◆ EXERCISE ◆
Wherever the string "phosphate" appears in the listing, copy that line.

◆ DATA IN THIS EXERCISE ◆
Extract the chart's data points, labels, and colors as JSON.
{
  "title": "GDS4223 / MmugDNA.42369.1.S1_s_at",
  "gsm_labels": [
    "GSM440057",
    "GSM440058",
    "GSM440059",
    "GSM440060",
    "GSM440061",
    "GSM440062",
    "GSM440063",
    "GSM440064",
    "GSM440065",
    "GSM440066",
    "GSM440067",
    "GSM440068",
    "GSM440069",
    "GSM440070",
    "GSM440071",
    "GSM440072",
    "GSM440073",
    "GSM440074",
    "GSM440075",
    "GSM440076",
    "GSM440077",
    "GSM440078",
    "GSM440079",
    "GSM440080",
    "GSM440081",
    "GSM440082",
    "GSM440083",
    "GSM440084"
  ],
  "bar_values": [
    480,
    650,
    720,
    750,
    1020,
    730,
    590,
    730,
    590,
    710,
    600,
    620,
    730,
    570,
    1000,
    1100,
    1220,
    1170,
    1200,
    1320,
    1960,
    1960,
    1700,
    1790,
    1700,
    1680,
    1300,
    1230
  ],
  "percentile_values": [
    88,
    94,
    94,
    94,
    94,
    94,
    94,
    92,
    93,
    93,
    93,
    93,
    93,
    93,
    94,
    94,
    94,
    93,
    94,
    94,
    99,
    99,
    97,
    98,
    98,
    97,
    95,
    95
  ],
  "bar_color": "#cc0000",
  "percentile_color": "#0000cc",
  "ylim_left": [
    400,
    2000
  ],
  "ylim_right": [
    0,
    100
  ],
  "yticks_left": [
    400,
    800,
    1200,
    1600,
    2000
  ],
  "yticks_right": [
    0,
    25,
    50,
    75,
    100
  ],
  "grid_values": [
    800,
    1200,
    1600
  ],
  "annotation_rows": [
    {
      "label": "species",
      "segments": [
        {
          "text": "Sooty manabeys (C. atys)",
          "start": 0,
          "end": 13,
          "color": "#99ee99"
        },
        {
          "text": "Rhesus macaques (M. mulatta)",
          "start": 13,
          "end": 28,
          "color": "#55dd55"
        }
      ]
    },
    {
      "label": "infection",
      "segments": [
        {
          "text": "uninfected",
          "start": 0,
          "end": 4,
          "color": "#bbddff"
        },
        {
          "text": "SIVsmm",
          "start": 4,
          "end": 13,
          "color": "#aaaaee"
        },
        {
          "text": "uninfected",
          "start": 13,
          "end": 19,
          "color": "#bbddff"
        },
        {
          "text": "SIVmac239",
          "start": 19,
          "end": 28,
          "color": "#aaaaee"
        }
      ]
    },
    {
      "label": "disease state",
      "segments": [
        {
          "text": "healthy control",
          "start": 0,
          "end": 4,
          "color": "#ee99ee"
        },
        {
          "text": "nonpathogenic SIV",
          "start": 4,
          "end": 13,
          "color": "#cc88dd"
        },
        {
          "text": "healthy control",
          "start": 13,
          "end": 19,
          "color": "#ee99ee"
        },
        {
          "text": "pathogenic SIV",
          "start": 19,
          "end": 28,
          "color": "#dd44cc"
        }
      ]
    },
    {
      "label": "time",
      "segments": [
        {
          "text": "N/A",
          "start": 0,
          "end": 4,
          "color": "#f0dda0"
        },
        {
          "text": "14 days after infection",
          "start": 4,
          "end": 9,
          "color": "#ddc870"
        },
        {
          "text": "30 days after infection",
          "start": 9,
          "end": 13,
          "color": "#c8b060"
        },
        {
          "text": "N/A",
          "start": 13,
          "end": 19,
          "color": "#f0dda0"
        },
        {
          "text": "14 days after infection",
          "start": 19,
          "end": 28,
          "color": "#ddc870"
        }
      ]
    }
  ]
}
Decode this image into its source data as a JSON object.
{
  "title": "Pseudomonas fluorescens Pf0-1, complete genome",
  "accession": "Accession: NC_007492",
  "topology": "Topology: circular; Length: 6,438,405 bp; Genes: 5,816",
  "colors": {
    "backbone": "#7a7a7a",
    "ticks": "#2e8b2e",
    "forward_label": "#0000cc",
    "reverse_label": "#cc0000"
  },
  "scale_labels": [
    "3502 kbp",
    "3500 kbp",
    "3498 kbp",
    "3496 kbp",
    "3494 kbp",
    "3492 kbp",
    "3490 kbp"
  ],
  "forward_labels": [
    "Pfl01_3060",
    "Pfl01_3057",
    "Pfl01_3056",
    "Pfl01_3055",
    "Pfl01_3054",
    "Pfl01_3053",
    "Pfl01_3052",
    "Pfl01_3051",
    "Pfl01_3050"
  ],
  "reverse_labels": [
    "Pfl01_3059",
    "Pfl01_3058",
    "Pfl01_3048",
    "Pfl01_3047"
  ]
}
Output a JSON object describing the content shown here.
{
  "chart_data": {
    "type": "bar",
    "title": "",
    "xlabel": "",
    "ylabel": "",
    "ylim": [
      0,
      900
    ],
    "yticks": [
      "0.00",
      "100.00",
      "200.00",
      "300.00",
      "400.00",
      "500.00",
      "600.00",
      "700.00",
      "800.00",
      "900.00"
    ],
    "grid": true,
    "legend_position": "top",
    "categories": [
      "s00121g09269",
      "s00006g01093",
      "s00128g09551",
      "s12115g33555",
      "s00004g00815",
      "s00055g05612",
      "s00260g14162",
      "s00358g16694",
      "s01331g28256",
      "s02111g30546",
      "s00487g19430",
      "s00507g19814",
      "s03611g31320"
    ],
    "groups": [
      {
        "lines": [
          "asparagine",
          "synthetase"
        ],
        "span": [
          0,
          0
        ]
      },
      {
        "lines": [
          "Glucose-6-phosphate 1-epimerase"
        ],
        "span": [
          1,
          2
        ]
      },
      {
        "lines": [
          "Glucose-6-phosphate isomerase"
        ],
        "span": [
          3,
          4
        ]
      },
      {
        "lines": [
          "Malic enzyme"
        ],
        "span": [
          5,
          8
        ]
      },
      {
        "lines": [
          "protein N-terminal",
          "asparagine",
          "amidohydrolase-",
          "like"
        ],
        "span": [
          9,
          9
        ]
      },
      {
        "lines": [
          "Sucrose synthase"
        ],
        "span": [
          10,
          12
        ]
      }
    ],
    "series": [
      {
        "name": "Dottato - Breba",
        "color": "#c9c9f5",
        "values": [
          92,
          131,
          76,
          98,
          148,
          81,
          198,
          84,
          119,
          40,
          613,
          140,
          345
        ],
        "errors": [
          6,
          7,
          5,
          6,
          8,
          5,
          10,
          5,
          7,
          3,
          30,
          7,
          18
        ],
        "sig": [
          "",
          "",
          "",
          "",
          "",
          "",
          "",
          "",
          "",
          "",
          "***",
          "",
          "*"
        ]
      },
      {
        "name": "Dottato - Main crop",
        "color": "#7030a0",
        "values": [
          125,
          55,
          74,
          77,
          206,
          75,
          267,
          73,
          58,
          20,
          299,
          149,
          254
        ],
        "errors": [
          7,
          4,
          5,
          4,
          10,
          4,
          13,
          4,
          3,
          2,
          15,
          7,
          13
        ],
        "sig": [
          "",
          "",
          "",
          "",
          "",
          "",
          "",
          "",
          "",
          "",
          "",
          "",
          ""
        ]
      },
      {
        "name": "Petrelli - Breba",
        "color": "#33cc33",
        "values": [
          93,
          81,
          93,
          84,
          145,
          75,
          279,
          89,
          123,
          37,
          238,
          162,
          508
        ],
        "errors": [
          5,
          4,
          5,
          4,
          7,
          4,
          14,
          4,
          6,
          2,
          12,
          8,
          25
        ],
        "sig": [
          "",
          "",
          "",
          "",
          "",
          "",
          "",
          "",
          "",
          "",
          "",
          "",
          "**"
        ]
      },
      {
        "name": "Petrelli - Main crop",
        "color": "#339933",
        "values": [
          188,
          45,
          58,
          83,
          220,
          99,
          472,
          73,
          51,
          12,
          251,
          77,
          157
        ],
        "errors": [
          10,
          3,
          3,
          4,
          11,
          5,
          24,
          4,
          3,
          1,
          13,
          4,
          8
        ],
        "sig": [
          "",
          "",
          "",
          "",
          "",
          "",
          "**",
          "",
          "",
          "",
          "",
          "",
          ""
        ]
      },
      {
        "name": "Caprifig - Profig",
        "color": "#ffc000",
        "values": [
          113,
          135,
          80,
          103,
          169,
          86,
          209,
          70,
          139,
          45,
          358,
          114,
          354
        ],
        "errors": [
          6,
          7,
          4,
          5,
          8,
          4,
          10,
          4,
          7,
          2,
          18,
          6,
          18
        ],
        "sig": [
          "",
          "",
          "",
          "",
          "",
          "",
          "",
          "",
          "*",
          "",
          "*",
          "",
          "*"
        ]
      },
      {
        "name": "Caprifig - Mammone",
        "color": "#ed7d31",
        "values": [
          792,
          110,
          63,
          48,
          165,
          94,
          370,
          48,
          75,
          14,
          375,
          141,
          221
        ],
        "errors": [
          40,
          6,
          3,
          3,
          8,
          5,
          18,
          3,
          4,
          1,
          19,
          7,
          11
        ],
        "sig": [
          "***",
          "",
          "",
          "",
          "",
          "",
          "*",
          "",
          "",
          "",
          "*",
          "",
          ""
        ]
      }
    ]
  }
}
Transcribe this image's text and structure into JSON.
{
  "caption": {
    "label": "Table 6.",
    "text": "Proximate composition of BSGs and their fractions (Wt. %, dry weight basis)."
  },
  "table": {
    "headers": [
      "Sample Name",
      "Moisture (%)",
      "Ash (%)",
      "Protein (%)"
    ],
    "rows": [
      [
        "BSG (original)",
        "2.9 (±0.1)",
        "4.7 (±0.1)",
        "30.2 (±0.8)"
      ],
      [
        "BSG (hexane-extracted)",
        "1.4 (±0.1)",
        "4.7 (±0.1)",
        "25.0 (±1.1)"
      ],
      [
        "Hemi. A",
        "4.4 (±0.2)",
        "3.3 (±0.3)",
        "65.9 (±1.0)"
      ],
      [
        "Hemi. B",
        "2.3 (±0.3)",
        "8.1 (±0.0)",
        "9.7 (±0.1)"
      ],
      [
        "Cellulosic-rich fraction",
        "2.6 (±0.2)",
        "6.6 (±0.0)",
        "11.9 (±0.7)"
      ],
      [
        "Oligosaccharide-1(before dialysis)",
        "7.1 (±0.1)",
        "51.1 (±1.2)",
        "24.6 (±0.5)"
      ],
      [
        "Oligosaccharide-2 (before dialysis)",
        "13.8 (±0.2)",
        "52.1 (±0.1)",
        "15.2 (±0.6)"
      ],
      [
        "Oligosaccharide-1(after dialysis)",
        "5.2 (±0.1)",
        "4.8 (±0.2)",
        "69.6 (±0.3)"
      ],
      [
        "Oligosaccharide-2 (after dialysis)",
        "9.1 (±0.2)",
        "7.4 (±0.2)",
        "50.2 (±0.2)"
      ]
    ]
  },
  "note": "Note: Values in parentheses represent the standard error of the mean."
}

◆ RESPONSE BOX ◆
          "Glucose-6-phosphate 1-epimerase"
          "Glucose-6-phosphate isomerase"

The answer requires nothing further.